EXTRACT Start Marker

'New' voting machines aren't
County gets used units from Nevada
Saturday, March 11, 2006
By Jerome L. Sherman, Pittsburgh Post-Gazette
It's a three-way trade involving Chicago, Las Vegas and Pittsburgh and almost $70 million.
But the commodity at the center of this web isn't a group of star athletes. It's voting machines, all manufactured by Sequoia Voting Systems Inc. of Oakland, Calif.
As part of the deal, Allegheny County is getting approximately 2,000 pre-owned, deeply discounted, electronic push-button machines from Clark County, Nev., where some units have been in use for almost 10 years.
The Nevada county, in turn, is getting about 4,000 almost-new touch-screen machines from Chicago and Cook County, Ill., which will then receive a brand new version of the touch-screen unit.
Larry Lomax, Clark County's registrar of voters, said Allegheny County voters had no reason to worry about the reliability of the machines they are getting, the AVC Advantage.
Unlike touch-screen models, which require voters to scroll through a ballot on an ATM-like computer module, the Advantage allows users to see the entire ballot at one time. They press buttons to make their choices.
"I think they'll like this," Mr. Lomax said. "I've had no complaints."
The cross-country exchange is part of a nationwide scramble to meet the stringent requirements of the Help America Vote Act, a law passed by Congress after Florida's 2000 election debacle.
Under the law, known as HAVA, many of Pennsylvania's 67 counties risk losing millions in federal aid if they don't upgrade their voting machinery by the state's May 16 primary election.
Although Allegheny County officials have not yet signed a contract with Sequoia, the elections board last month approved an $11.8 million purchase of 2,800 Advantages that will replace the county's lever machines, in use since the 1960s. A $12 million federal grant will cover the cost of the change.

EXTRACT End Marker

=== PARTS OF THE EXERCISE ===
(a) Answer these questions from the voting machine article, one per line:
(i) Which company manufactured the voting machines in the trade?
(ii) About how many touch-screen machines is the Nevada county getting from Chicago and Cook County?
(iii) Since when have Allegheny County's lever machines been in use?
(b) Print everything in the voting machine article from "Larry Lomax, Clark" down to "16 primary election.".

GIVEN INFORMATION Start Marker

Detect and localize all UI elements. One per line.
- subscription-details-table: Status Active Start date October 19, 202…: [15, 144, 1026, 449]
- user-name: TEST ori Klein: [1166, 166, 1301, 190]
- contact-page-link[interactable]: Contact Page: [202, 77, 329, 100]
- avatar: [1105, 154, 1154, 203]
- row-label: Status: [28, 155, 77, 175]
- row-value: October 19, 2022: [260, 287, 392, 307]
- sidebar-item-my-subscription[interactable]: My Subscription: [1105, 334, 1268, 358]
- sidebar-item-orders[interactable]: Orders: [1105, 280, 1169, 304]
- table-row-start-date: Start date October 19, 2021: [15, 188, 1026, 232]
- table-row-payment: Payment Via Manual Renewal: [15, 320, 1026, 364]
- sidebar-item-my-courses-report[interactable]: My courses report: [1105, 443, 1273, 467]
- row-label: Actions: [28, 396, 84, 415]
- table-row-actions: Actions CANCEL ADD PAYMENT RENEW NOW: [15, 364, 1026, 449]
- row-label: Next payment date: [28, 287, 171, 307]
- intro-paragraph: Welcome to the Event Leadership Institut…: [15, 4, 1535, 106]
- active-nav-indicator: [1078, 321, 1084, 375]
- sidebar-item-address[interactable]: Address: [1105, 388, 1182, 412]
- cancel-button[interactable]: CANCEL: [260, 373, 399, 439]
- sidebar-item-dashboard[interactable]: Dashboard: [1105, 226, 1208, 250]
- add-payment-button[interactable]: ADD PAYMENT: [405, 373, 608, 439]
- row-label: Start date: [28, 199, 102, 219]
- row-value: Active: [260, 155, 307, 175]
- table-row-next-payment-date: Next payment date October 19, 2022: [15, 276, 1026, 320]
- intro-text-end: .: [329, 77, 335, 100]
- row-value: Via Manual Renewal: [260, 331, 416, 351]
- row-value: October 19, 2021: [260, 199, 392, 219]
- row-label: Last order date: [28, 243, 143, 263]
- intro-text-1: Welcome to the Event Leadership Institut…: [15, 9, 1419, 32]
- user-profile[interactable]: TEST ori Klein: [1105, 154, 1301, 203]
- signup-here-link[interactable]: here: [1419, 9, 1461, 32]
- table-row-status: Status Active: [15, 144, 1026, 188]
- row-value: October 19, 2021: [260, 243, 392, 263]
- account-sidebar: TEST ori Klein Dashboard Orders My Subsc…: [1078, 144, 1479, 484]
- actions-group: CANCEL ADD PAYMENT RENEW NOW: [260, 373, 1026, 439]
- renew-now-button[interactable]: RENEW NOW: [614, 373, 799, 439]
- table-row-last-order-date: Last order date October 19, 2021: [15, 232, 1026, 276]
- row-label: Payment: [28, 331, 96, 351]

GIVEN INFORMATION End Marker

=== ANSWER SECTION ===
(a)
(i) Sequoia Voting Systems Inc. of Oakland, Calif.
(ii) About 4,000
(iii) Since the 1960s

(b)
Larry Lomax, Clark County's registrar of voters, said Allegheny County voters had no reason to worry about the reliability of the machines they are getting, the AVC Advantage.
Unlike touch-screen models, which require voters to scroll through a ballot on an ATM-like computer module, the Advantage allows users to see the entire ballot at one time. They press buttons to make their choices.
"I think they'll like this," Mr. Lomax said. "I've had no complaints."
The cross-country exchange is part of a nationwide scramble to meet the stringent requirements of the Help America Vote Act, a law passed by Congress after Florida's 2000 election debacle.
Under the law, known as HAVA, many of Pennsylvania's 67 counties risk losing millions in federal aid if they don't upgrade their voting machinery by the state's May 16 primary election.